**YOUR GOAL**: In the mailing-list reply below about Nagios using 100% CPU, which file does the writer say the lines should be added to? Please give the file path.

Re: [Nagios-users] nagios-process with 100% CPU after update toNagios-2.10

2008-01-17 Thread Jonathan Call

Sounds like the fork/vfork issue with FreeBSD's libpthread and Nagios.

The only solution I know of is to add the following to /etc/libmap.conf
and then do a stop/start of Nagios:

[nagios]
libpthread.so.2 libthr.so.2
libpthread.so   libthr.so

This forces Nagios to use an alternative POSIX threads library instead
of FreeBSD's default thread library.

Jonathan

> -Original Message-
> From: [EMAIL PROTECTED] [mailto:nagios-users-
> [EMAIL PROTECTED] On Behalf Of Bernd Kuhlen
> Sent: Thursday, January 17, 2008 5:34 AM
> To: nagios-users@lists.sourceforge.net
> Subject: Re: [Nagios-users] nagios-process with 100% CPU after update
> toNagios-2.10
> 
> Hi Bernd
> 
> oops, I sort of forgot the main thing. The actual problem:
> 
> Whenever this process occurs it's like a denial of service-attack. No
> checks are performed whatsoever. The only workaround (that I know) is
to
> have a cronjob running once per minute finding and killing these jobs
to
> make Nagios running properly again.

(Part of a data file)

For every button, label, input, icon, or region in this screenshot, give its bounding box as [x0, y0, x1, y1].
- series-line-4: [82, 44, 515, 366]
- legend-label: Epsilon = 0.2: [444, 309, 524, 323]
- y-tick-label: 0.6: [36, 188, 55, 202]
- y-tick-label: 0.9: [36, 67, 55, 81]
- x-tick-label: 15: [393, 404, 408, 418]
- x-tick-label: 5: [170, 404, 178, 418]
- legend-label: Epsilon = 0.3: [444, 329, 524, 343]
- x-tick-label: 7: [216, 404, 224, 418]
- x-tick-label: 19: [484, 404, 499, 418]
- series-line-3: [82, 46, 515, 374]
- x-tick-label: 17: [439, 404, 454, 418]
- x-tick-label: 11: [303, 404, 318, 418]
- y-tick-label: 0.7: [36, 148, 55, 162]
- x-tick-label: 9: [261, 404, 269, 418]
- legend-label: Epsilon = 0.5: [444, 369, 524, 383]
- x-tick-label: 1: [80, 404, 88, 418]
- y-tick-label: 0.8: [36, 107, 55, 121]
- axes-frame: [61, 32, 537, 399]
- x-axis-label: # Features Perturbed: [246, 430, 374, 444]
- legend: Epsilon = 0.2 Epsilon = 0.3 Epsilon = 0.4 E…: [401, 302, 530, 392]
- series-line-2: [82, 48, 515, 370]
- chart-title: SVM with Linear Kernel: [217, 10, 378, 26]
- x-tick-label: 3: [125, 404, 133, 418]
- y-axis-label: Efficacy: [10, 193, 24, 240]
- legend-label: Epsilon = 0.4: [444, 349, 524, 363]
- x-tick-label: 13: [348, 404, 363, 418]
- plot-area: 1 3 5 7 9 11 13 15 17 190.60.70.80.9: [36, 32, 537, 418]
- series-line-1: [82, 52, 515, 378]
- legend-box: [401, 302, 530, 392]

* * *

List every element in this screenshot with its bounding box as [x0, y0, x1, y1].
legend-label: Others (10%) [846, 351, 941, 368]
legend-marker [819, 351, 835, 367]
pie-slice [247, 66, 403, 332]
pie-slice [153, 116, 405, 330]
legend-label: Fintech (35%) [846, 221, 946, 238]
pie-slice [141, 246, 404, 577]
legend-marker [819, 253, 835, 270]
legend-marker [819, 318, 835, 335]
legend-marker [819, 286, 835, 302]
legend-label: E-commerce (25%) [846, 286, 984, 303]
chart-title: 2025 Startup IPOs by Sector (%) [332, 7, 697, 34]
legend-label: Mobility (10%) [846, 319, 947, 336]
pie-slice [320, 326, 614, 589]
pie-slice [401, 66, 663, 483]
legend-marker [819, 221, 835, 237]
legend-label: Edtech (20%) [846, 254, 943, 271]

**ANSWER**: /etc/libmap.conf